Dataset records

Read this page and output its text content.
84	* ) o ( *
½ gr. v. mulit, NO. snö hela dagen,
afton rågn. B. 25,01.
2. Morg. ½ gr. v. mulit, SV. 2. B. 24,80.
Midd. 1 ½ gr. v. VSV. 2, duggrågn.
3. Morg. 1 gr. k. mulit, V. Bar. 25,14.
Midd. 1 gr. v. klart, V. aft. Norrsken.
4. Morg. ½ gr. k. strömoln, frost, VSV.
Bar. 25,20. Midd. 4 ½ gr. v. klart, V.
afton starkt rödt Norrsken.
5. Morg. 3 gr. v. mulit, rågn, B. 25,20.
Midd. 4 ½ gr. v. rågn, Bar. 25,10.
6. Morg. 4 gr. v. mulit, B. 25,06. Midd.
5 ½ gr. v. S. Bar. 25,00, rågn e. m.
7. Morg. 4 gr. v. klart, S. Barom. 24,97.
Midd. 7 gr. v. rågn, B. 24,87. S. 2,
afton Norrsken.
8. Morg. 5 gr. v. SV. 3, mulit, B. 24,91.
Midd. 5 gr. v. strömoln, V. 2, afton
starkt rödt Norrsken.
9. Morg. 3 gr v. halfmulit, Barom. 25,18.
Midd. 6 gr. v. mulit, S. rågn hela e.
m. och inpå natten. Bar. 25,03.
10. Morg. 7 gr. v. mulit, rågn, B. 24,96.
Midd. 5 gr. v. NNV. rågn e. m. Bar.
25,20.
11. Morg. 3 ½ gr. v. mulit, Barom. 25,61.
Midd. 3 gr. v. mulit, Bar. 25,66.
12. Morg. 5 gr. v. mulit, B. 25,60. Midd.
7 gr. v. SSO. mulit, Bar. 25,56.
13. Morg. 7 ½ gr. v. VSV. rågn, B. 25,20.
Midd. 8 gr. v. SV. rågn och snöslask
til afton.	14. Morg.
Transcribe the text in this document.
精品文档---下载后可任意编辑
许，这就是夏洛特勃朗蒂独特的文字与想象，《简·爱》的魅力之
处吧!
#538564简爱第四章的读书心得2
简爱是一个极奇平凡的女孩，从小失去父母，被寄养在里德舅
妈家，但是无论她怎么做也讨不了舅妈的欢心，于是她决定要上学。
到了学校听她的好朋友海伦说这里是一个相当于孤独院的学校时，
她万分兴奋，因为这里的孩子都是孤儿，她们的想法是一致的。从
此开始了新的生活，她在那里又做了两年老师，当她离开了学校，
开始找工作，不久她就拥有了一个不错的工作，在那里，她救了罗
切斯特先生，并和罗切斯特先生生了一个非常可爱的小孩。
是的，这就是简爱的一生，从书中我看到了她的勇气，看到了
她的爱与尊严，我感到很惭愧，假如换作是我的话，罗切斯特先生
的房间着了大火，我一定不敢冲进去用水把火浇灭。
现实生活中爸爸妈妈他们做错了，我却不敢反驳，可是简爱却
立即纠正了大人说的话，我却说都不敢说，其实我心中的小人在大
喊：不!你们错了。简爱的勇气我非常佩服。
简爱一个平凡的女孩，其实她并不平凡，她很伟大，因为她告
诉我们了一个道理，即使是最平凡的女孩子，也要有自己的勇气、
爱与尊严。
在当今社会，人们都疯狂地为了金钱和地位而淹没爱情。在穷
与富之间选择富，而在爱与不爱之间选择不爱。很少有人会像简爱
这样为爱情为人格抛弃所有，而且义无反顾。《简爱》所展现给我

> _EXERCISE OBJECTIVE_
Print the records above in full, exactly.

> _EXERCISE ANSWER_
Read this page and output its text content.
84	* ) o ( *
½ gr. v. mulit, NO. snö hela dagen,
afton rågn. B. 25,01.
2. Morg. ½ gr. v. mulit, SV. 2. B. 24,80.
Midd. 1 ½ gr. v. VSV. 2, duggrågn.
3. Morg. 1 gr. k. mulit, V. Bar. 25,14.
Midd. 1 gr. v. klart, V. aft. Norrsken.
4. Morg. ½ gr. k. strömoln, frost, VSV.
Bar. 25,20. Midd. 4 ½ gr. v. klart, V.
afton starkt rödt Norrsken.
5. Morg. 3 gr. v. mulit, rågn, B. 25,20.
Midd. 4 ½ gr. v. rågn, Bar. 25,10.
6. Morg. 4 gr. v. mulit, B. 25,06. Midd.
5 ½ gr. v. S. Bar. 25,00, rågn e. m.
7. Morg. 4 gr. v. klart, S. Barom. 24,97.
Midd. 7 gr. v. rågn, B. 24,87. S. 2,
afton Norrsken.
8. Morg. 5 gr. v. SV. 3, mulit, B. 24,91.
Midd. 5 gr. v. strömoln, V. 2, afton
starkt rödt Norrsken.
9. Morg. 3 gr v. halfmulit, Barom. 25,18.
Midd. 6 gr. v. mulit, S. rågn hela e.
m. och inpå natten. Bar. 25,03.
10. Morg. 7 gr. v. mulit, rågn, B. 24,96.
Midd. 5 gr. v. NNV. rågn e. m. Bar.
25,20.
11. Morg. 3 ½ gr. v. mulit, Barom. 25,61.
Midd. 3 gr. v. mulit, Bar. 25,66.
12. Morg. 5 gr. v. mulit, B. 25,60. Midd.
7 gr. v. SSO. mulit, Bar. 25,56.
13. Morg. 7 ½ gr. v. VSV. rågn, B. 25,20.
Midd. 8 gr. v. SV. rågn och snöslask
til afton.	14. Morg.
Transcribe the text in this document.
精品文档---下载后可任意编辑
许，这就是夏洛特勃朗蒂独特的文字与想象，《简·爱》的魅力之
处吧!
#538564简爱第四章的读书心得2
简爱是一个极奇平凡的女孩，从小失去父母，被寄养在里德舅
妈家，但是无论她怎么做也讨不了舅妈的欢心，于是她决定要上学。
到了学校听她的好朋友海伦说这里是一个相当于孤独院的学校时，
她万分兴奋，因为这里的孩子都是孤儿，她们的想法是一致的。从
此开始了新的生活，她在那里又做了两年老师，当她离开了学校，
开始找工作，不久她就拥有了一个不错的工作，在那里，她救了罗
切斯特先生，并和罗切斯特先生生了一个非常可爱的小孩。
是的，这就是简爱的一生，从书中我看到了她的勇气，看到了
她的爱与尊严，我感到很惭愧，假如换作是我的话，罗切斯特先生
的房间着了大火，我一定不敢冲进去用水把火浇灭。
现实生活中爸爸妈妈他们做错了，我却不敢反驳，可是简爱却
立即纠正了大人说的话，我却说都不敢说，其实我心中的小人在大
喊：不!你们错了。简爱的勇气我非常佩服。
简爱一个平凡的女孩，其实她并不平凡，她很伟大，因为她告
诉我们了一个道理，即使是最平凡的女孩子，也要有自己的勇气、
爱与尊严。
在当今社会，人们都疯狂地为了金钱和地位而淹没爱情。在穷
与富之间选择富，而在爱与不爱之间选择不爱。很少有人会像简爱
这样为爱情为人格抛弃所有，而且义无反顾。《简爱》所展现给我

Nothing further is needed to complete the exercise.